#### Given instruction
Where a line contains the string "this", copy that line.

#### Supplied data
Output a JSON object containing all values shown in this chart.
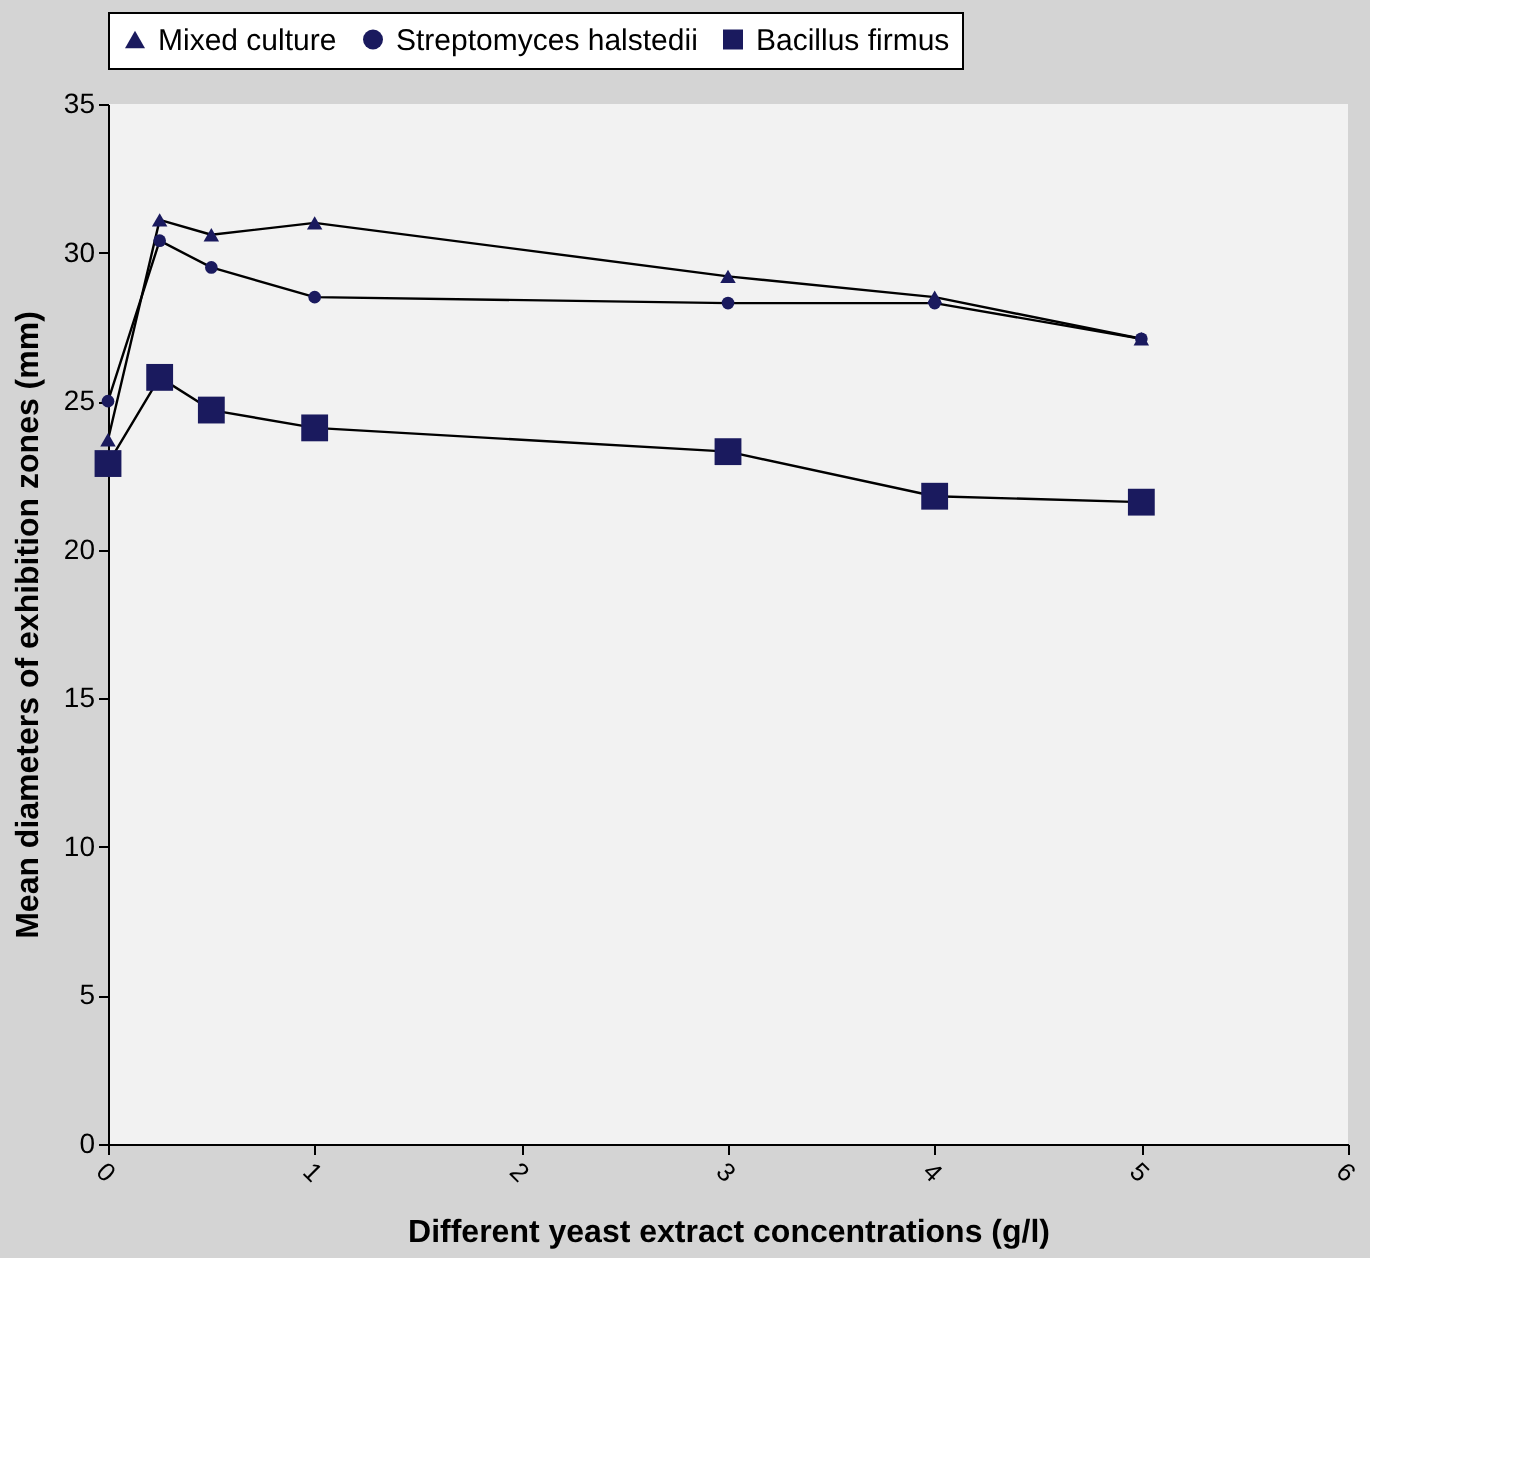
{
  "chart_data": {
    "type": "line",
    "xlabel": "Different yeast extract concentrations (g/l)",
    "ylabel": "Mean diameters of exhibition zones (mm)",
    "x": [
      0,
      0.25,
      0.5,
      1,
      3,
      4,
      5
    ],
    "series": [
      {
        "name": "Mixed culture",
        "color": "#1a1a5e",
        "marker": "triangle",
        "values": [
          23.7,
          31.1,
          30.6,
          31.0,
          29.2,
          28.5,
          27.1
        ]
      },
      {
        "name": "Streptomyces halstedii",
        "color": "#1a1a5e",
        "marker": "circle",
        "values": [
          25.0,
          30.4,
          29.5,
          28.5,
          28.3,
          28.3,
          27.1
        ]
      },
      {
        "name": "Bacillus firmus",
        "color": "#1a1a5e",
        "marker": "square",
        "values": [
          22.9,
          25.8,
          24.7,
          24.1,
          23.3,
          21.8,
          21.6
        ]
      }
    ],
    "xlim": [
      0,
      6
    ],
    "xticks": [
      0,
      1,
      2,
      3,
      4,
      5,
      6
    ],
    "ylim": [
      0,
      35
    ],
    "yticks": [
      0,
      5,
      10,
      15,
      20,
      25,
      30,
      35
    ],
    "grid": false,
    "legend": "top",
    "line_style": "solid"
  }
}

---

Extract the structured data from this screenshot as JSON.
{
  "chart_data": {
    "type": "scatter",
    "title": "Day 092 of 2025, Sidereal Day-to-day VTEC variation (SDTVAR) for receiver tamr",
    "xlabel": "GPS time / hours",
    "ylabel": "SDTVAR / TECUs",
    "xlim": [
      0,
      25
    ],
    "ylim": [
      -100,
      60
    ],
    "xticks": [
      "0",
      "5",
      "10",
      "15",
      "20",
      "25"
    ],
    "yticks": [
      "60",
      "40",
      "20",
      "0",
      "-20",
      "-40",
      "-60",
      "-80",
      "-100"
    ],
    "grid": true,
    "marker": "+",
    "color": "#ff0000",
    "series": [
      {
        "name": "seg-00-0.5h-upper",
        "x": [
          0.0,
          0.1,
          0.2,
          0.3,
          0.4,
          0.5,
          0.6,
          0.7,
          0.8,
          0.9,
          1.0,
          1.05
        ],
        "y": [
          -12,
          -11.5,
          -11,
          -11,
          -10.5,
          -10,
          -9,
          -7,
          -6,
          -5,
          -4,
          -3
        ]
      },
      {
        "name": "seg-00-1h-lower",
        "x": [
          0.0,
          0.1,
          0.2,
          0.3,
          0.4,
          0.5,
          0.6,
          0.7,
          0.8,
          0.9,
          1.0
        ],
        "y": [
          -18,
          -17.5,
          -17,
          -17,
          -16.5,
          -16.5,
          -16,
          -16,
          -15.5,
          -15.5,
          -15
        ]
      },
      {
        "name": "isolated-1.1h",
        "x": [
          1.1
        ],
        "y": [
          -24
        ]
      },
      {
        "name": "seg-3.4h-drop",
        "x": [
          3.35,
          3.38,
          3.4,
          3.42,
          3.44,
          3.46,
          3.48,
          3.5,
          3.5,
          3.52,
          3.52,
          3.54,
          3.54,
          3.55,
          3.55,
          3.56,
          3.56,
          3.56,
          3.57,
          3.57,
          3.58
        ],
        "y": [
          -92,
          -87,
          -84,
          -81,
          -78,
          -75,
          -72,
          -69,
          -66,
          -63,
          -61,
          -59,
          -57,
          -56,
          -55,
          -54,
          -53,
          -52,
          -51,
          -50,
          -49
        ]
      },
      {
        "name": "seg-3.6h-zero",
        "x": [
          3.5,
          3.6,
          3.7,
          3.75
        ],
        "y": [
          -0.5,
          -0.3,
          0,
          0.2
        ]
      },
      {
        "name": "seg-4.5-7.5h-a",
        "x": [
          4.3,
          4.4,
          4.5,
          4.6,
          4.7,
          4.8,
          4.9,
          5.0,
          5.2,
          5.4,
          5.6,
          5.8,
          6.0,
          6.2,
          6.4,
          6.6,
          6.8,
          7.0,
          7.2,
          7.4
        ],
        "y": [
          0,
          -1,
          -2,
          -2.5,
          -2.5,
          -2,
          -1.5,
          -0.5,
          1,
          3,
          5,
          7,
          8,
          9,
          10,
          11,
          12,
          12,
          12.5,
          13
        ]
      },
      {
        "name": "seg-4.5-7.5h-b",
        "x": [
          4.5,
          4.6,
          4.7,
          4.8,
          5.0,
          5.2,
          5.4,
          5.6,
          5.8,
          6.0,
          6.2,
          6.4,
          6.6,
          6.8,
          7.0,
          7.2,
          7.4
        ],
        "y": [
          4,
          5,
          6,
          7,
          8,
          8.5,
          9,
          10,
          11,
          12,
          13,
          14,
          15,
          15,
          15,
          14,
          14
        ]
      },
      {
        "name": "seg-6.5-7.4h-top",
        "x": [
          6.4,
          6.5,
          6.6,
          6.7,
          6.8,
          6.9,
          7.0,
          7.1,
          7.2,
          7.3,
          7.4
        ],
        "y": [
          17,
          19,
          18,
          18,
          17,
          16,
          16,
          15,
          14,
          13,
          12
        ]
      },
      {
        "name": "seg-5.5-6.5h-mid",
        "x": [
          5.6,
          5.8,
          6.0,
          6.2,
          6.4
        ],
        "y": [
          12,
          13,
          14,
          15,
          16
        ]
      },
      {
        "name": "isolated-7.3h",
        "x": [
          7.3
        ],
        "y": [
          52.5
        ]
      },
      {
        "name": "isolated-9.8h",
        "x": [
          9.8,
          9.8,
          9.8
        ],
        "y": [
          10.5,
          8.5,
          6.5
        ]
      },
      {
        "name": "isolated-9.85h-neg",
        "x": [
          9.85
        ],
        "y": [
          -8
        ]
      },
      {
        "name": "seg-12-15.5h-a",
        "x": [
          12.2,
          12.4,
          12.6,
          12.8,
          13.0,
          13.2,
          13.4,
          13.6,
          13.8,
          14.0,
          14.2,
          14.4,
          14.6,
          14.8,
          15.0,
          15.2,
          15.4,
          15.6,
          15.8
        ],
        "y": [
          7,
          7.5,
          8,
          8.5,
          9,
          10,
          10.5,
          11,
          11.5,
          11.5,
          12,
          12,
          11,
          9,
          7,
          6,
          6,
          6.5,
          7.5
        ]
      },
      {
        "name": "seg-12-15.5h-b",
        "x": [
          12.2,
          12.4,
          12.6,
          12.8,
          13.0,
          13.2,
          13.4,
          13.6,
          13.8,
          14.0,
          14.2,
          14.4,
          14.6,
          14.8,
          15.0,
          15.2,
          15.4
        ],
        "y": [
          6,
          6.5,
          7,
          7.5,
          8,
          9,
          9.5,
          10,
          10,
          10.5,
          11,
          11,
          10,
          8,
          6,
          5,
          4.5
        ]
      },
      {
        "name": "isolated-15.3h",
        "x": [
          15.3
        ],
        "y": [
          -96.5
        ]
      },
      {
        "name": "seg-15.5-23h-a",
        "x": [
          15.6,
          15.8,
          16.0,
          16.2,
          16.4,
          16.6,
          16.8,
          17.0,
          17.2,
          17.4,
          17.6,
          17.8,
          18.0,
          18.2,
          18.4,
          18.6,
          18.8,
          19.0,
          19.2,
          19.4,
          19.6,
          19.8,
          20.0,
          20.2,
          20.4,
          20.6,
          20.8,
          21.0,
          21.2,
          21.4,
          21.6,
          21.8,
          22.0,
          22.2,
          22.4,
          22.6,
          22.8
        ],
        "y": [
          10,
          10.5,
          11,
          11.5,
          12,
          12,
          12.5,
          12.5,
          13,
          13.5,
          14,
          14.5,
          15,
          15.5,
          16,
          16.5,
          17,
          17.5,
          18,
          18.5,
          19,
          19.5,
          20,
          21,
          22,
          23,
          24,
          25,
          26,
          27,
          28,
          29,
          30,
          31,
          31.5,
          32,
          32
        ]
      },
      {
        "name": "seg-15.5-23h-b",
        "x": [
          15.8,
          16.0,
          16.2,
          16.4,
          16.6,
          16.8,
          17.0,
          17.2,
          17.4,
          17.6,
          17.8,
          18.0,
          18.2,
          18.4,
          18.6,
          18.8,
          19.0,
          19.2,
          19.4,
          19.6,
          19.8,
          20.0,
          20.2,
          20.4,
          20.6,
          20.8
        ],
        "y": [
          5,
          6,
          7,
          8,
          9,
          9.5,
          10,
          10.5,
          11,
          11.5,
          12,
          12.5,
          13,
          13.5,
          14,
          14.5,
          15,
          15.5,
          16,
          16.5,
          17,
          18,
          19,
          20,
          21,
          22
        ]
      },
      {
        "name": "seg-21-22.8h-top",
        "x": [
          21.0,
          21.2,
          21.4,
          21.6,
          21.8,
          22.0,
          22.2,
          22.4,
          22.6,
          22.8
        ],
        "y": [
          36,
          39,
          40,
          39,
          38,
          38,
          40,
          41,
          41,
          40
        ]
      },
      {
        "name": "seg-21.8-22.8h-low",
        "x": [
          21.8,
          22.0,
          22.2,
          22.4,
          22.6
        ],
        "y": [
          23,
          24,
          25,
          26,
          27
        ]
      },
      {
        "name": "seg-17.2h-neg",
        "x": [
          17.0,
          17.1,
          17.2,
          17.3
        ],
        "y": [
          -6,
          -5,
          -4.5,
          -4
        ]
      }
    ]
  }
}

#### Written response
Output a JSON object containing all values shown in this chart.
Extract the structured data from this screenshot as JSON.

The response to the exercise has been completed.